Dataset entries:

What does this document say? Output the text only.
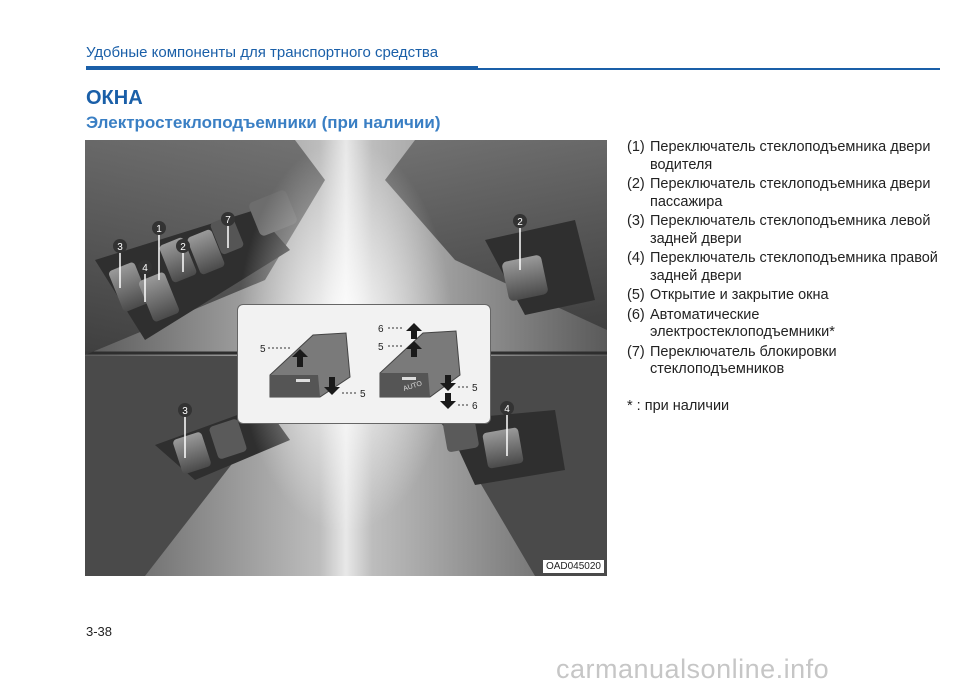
Удобные компоненты для транспортного средства
ОКНА
Электростеклоподъемники (при наличии)
3
1
4
2
7	2
3	4
5
5
AUTO
6
5
5
6
OAD045020
(1) Переключатель стеклоподъемника двери водителя
(2) Переключатель стеклоподъемника двери пассажира
(3) Переключатель стеклоподъемника левой задней двери
(4) Переключатель стеклоподъемника правой задней двери
(5) Открытие и закрытие окна
(6) Автоматические электростеклоподъемники*
(7) Переключатель блокировки стеклоподъемников
* : при наличии
3-38
carmanualsonline.info
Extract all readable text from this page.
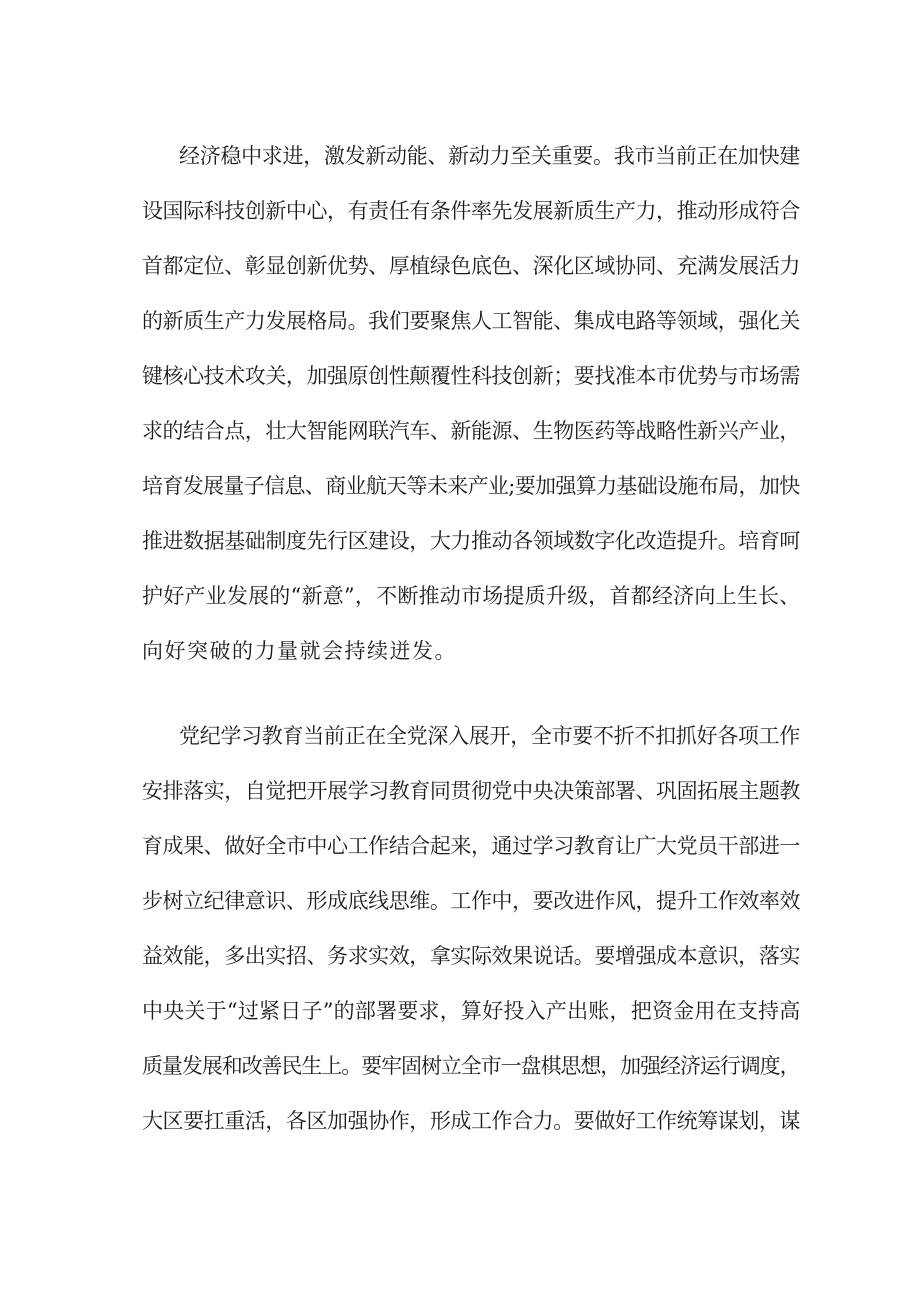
经济稳中求进，激发新动能、新动力至关重要。我市当前正在加快建
设国际科技创新中心，有责任有条件率先发展新质生产力，推动形成符合
首都定位、彰显创新优势、厚植绿色底色、深化区域协同、充满发展活力
的新质生产力发展格局。我们要聚焦人工智能、集成电路等领域，强化关
键核心技术攻关，加强原创性颠覆性科技创新；要找准本市优势与市场需
求的结合点，壮大智能网联汽车、新能源、生物医药等战略性新兴产业，
培育发展量子信息、商业航天等未来产业;要加强算力基础设施布局，加快
推进数据基础制度先行区建设，大力推动各领域数字化改造提升。培育呵
护好产业发展的“新意”，不断推动市场提质升级，首都经济向上生长、
向好突破的力量就会持续迸发。
党纪学习教育当前正在全党深入展开，全市要不折不扣抓好各项工作
安排落实，自觉把开展学习教育同贯彻党中央决策部署、巩固拓展主题教
育成果、做好全市中心工作结合起来，通过学习教育让广大党员干部进一
步树立纪律意识、形成底线思维。工作中，要改进作风，提升工作效率效
益效能，多出实招、务求实效，拿实际效果说话。要增强成本意识，落实
中央关于“过紧日子”的部署要求，算好投入产出账，把资金用在支持高
质量发展和改善民生上。要牢固树立全市一盘棋思想，加强经济运行调度，
大区要扛重活，各区加强协作，形成工作合力。要做好工作统筹谋划，谋
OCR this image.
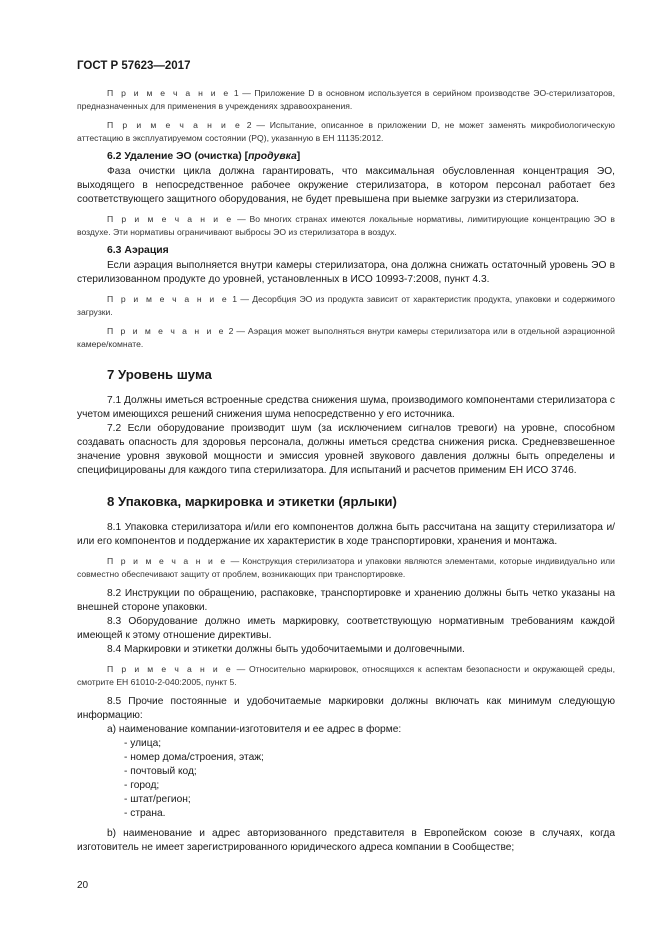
ГОСТ Р 57623—2017

П р и м е ч а н и е 1 — Приложение D в основном используется в серийном производстве ЭО-стерилизаторов, предназначенных для применения в учреждениях здравоохранения.

П р и м е ч а н и е 2 — Испытание, описанное в приложении D, не может заменять микробиологическую аттестацию в эксплуатируемом состоянии (PQ), указанную в ЕН 11135:2012.

6.2 Удаление ЭО (очистка) [продувка]

Фаза очистки цикла должна гарантировать, что максимальная обусловленная концентрация ЭО, выходящего в непосредственное рабочее окружение стерилизатора, в котором персонал работает без соответствующего защитного оборудования, не будет превышена при выемке загрузки из стерилизатора.

П р и м е ч а н и е — Во многих странах имеются локальные нормативы, лимитирующие концентрацию ЭО в воздухе. Эти нормативы ограничивают выбросы ЭО из стерилизатора в воздух.

6.3 Аэрация

Если аэрация выполняется внутри камеры стерилизатора, она должна снижать остаточный уровень ЭО в стерилизованном продукте до уровней, установленных в ИСО 10993-7:2008, пункт 4.3.

П р и м е ч а н и е 1 — Десорбция ЭО из продукта зависит от характеристик продукта, упаковки и содержимого загрузки.

П р и м е ч а н и е 2 — Аэрация может выполняться внутри камеры стерилизатора или в отдельной аэрационной камере/комнате.

7 Уровень шума

7.1 Должны иметься встроенные средства снижения шума, производимого компонентами стерилизатора с учетом имеющихся решений снижения шума непосредственно у его источника.

7.2 Если оборудование производит шум (за исключением сигналов тревоги) на уровне, способном создавать опасность для здоровья персонала, должны иметься средства снижения риска. Средневзвешенное значение уровня звуковой мощности и эмиссия уровней звукового давления должны быть определены и специфицированы для каждого типа стерилизатора. Для испытаний и расчетов применим ЕН ИСО 3746.

8 Упаковка, маркировка и этикетки (ярлыки)

8.1 Упаковка стерилизатора и/или его компонентов должна быть рассчитана на защиту стерилизатора и/или его компонентов и поддержание их характеристик в ходе транспортировки, хранения и монтажа.

П р и м е ч а н и е — Конструкция стерилизатора и упаковки являются элементами, которые индивидуально или совместно обеспечивают защиту от проблем, возникающих при транспортировке.

8.2 Инструкции по обращению, распаковке, транспортировке и хранению должны быть четко указаны на внешней стороне упаковки.

8.3 Оборудование должно иметь маркировку, соответствующую нормативным требованиям каждой имеющей к этому отношение директивы.

8.4 Маркировки и этикетки должны быть удобочитаемыми и долговечными.

П р и м е ч а н и е — Относительно маркировок, относящихся к аспектам безопасности и окружающей среды, смотрите ЕН 61010-2-040:2005, пункт 5.

8.5 Прочие постоянные и удобочитаемые маркировки должны включать как минимум следующую информацию:

a) наименование компании-изготовителя и ее адрес в форме:
- улица;
- номер дома/строения, этаж;
- почтовый код;
- город;
- штат/регион;
- страна.
b) наименование и адрес авторизованного представителя в Европейском союзе в случаях, когда изготовитель не имеет зарегистрированного юридического адреса компании в Сообществе;
20
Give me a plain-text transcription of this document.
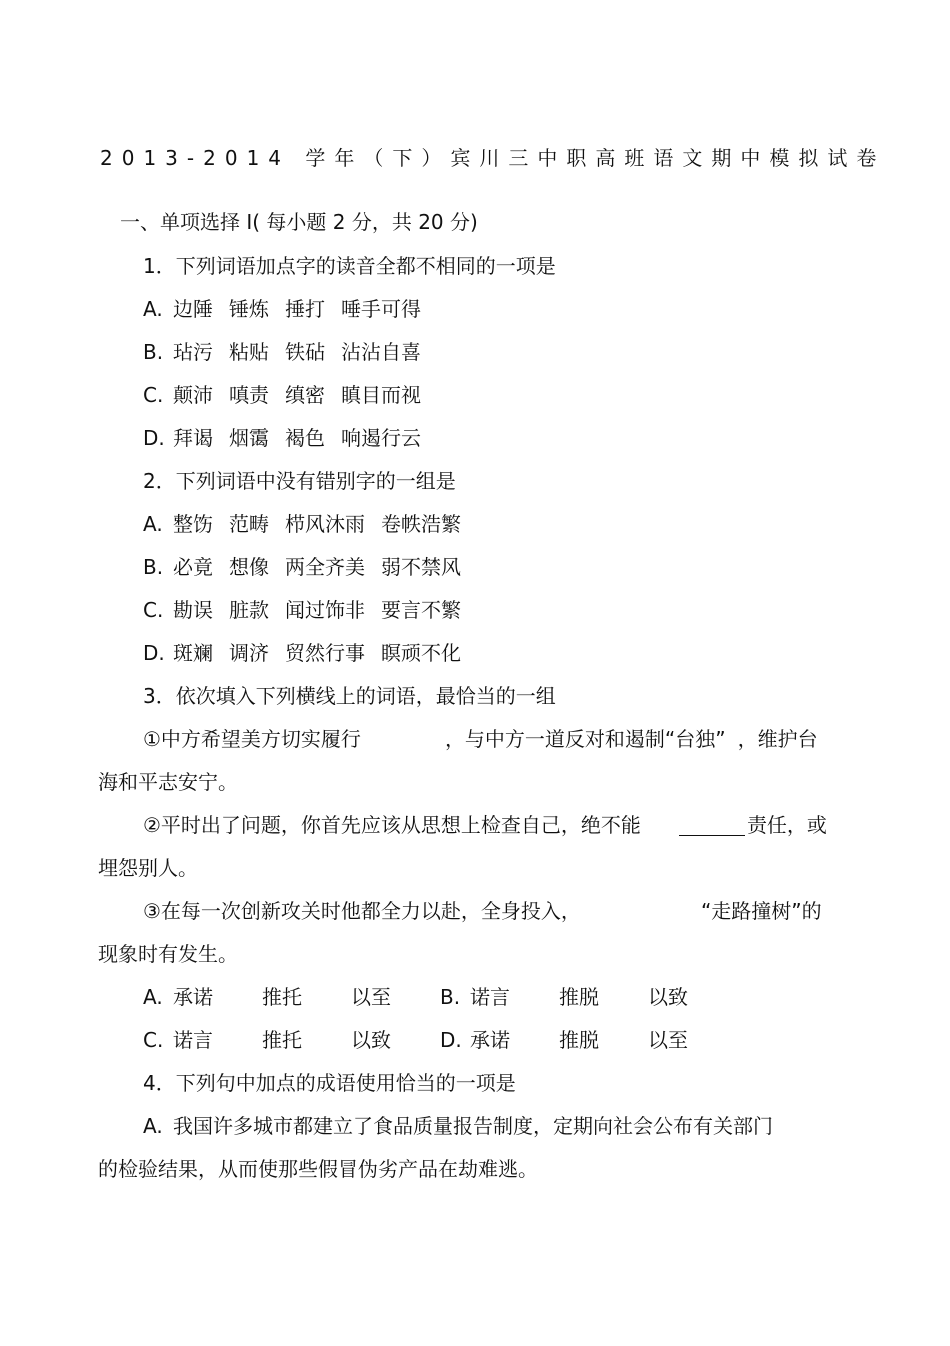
2013-2014 学年（下）宾川三中职高班语文期中模拟试卷
一、单项选择 I( 每小题 2 分，共 20 分)
1．下列词语加点字的读音全都不相同的一项是
A. 边陲 锤炼 捶打 唾手可得
B. 玷污 粘贴 铁砧 沾沾自喜
C. 颠沛 嗔责 缜密 瞋目而视
D. 拜谒 烟霭 褐色 响遏行云
2．下列词语中没有错别字的一组是
A. 整饬 范畴 栉风沐雨 卷帙浩繁
B. 必竟 想像 两全齐美 弱不禁风
C. 勘误 脏款 闻过饰非 要言不繁
D. 斑斓 调济 贸然行事 瞑顽不化
3．依次填入下列横线上的词语，最恰当的一组
①中方希望美方切实履行	，与中方一道反对和遏制“台独” ，维护台
海和平志安宁。
②平时出了问题，你首先应该从思想上检查自己，绝不能	责任，或
埋怨别人。
③在每一次创新攻关时他都全力以赴，全身投入，	“走路撞树”的
现象时有发生。
A. 承诺 推托 以至 B. 诺言 推脱 以致
C. 诺言 推托 以致 D. 承诺 推脱 以至
4．下列句中加点的成语使用恰当的一项是
A. 我国许多城市都建立了食品质量报告制度，定期向社会公布有关部门
的检验结果，从而使那些假冒伪劣产品在劫难逃。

» REQUIRED TASK: Show all lines from the listing above in which "упаковки" appears.

» SOLUTION TO THE PROBLEM:
П р и м е ч а н и е 1 — Десорбция ЭО из продукта зависит от характеристик продукта, упаковки и содержимого загрузки.
П р и м е ч а н и е — Конструкция стерилизатора и упаковки являются элементами, которые индивидуально или совместно обеспечивают защиту от проблем, возникающих при транспортировке.
8.2 Инструкции по обращению, распаковке, транспортировке и хранению должны быть четко указаны на внешней стороне упаковки.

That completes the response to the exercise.